**WRITTEN INSTRUCTION**. In the listing below, identify each line with the word "Speed" and return those lines.

**DATASET RECORDS**.
________________________

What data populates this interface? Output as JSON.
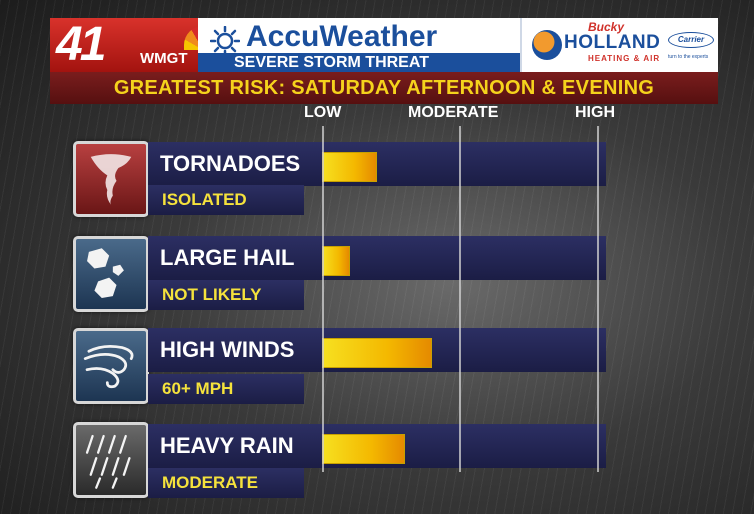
{
  "station": {
    "number": "41",
    "call_sign": "WMGT"
  },
  "header": {
    "brand": "AccuWeather",
    "subtitle": "SEVERE STORM THREAT"
  },
  "sponsor": {
    "script_name": "Bucky",
    "name": "HOLLAND",
    "tagline": "HEATING & AIR",
    "partner": "Carrier",
    "partner_tagline": "turn to the experts"
  },
  "banner": {
    "text": "GREATEST RISK: SATURDAY AFTERNOON & EVENING"
  },
  "scale": {
    "low": "LOW",
    "moderate": "MODERATE",
    "high": "HIGH"
  },
  "colors": {
    "banner_text": "#f5d31c",
    "bar_fill": "#f4b800",
    "panel": "#1b1d45",
    "station_red": "#c6231d",
    "brand_blue": "#1b4f9c"
  },
  "threats": [
    {
      "icon": "tornado-icon",
      "label": "TORNADOES",
      "level_text": "ISOLATED",
      "risk_level": 0.2
    },
    {
      "icon": "hail-icon",
      "label": "LARGE HAIL",
      "level_text": "NOT LIKELY",
      "risk_level": 0.1
    },
    {
      "icon": "wind-icon",
      "label": "HIGH WINDS",
      "level_text": "60+ MPH",
      "risk_level": 0.4
    },
    {
      "icon": "rain-icon",
      "label": "HEAVY RAIN",
      "level_text": "MODERATE",
      "risk_level": 0.3
    }
  ]
}
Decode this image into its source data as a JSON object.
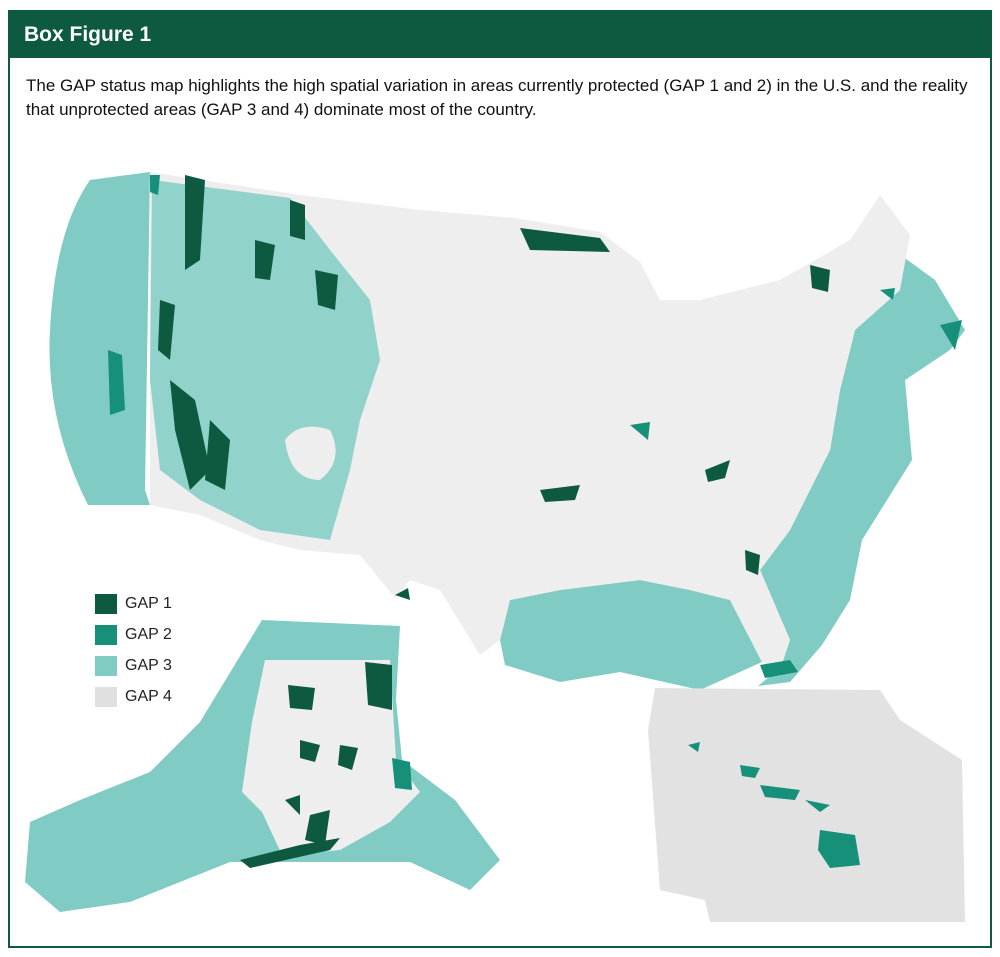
{
  "header": {
    "title": "Box Figure 1"
  },
  "caption": "The GAP status map highlights the high spatial variation in areas currently protected (GAP 1 and 2) in the U.S. and the reality that unprotected areas (GAP 3 and 4) dominate most of the country.",
  "legend": [
    {
      "label": "GAP 1",
      "color": "#0e5a40"
    },
    {
      "label": "GAP 2",
      "color": "#17907a"
    },
    {
      "label": "GAP 3",
      "color": "#80ccc4"
    },
    {
      "label": "GAP 4",
      "color": "#e0e0e0"
    }
  ]
}
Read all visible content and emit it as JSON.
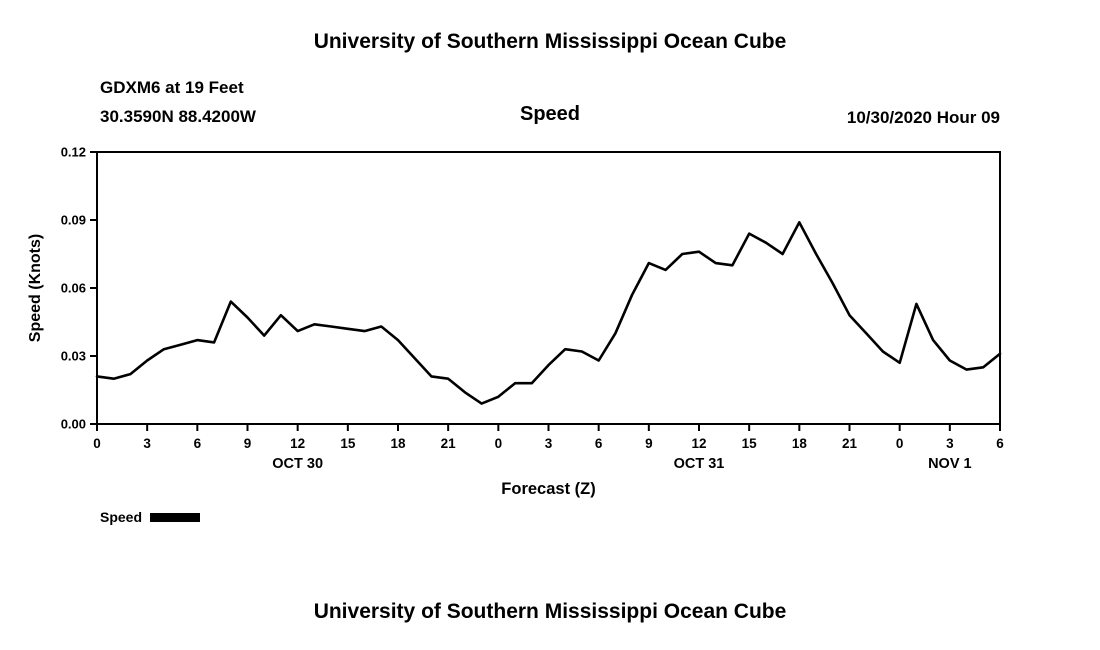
{
  "page": {
    "top_title": "University of Southern Mississippi Ocean Cube",
    "bottom_title": "University of Southern Mississippi Ocean Cube"
  },
  "header": {
    "station": "GDXM6 at 19 Feet",
    "coordinates": "30.3590N 88.4200W",
    "variable_title": "Speed",
    "datetime": "10/30/2020 Hour 09"
  },
  "legend": {
    "label": "Speed",
    "color": "#000000"
  },
  "chart_data": {
    "type": "line",
    "title": "Speed",
    "xlabel": "Forecast (Z)",
    "ylabel": "Speed (Knots)",
    "ylim": [
      0,
      0.12
    ],
    "yticks": [
      0,
      0.03,
      0.06,
      0.09,
      0.12
    ],
    "ytick_labels": [
      "0.00",
      "0.03",
      "0.06",
      "0.09",
      "0.12"
    ],
    "xlim_hours": [
      0,
      54
    ],
    "xticks_hours": [
      0,
      3,
      6,
      9,
      12,
      15,
      18,
      21,
      24,
      27,
      30,
      33,
      36,
      39,
      42,
      45,
      48,
      51,
      54
    ],
    "xtick_labels": [
      "0",
      "3",
      "6",
      "9",
      "12",
      "15",
      "18",
      "21",
      "0",
      "3",
      "6",
      "9",
      "12",
      "15",
      "18",
      "21",
      "0",
      "3",
      "6"
    ],
    "date_labels": [
      {
        "label": "OCT 30",
        "hour": 12
      },
      {
        "label": "OCT 31",
        "hour": 36
      },
      {
        "label": "NOV 1",
        "hour": 51
      }
    ],
    "grid": false,
    "legend_position": "bottom-left",
    "axis_color": "#000000",
    "series": [
      {
        "name": "Speed",
        "color": "#000000",
        "x_hours": [
          0,
          1,
          2,
          3,
          4,
          5,
          6,
          7,
          8,
          9,
          10,
          11,
          12,
          13,
          14,
          15,
          16,
          17,
          18,
          19,
          20,
          21,
          22,
          23,
          24,
          25,
          26,
          27,
          28,
          29,
          30,
          31,
          32,
          33,
          34,
          35,
          36,
          37,
          38,
          39,
          40,
          41,
          42,
          43,
          44,
          45,
          46,
          47,
          48,
          49,
          50,
          51,
          52,
          53,
          54
        ],
        "values": [
          0.021,
          0.02,
          0.022,
          0.028,
          0.033,
          0.035,
          0.037,
          0.036,
          0.054,
          0.047,
          0.039,
          0.048,
          0.041,
          0.044,
          0.043,
          0.042,
          0.041,
          0.043,
          0.037,
          0.029,
          0.021,
          0.02,
          0.014,
          0.009,
          0.012,
          0.018,
          0.018,
          0.026,
          0.033,
          0.032,
          0.028,
          0.04,
          0.057,
          0.071,
          0.068,
          0.075,
          0.076,
          0.071,
          0.07,
          0.084,
          0.08,
          0.075,
          0.089,
          0.075,
          0.062,
          0.048,
          0.04,
          0.032,
          0.027,
          0.053,
          0.037,
          0.028,
          0.024,
          0.025,
          0.031
        ]
      }
    ]
  }
}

________________________

**RESULT FOR THIS TASK**.
    "variable_title": "Speed",
    "label": "Speed",
    "title": "Speed",
    "ylabel": "Speed (Knots)",
        "name": "Speed",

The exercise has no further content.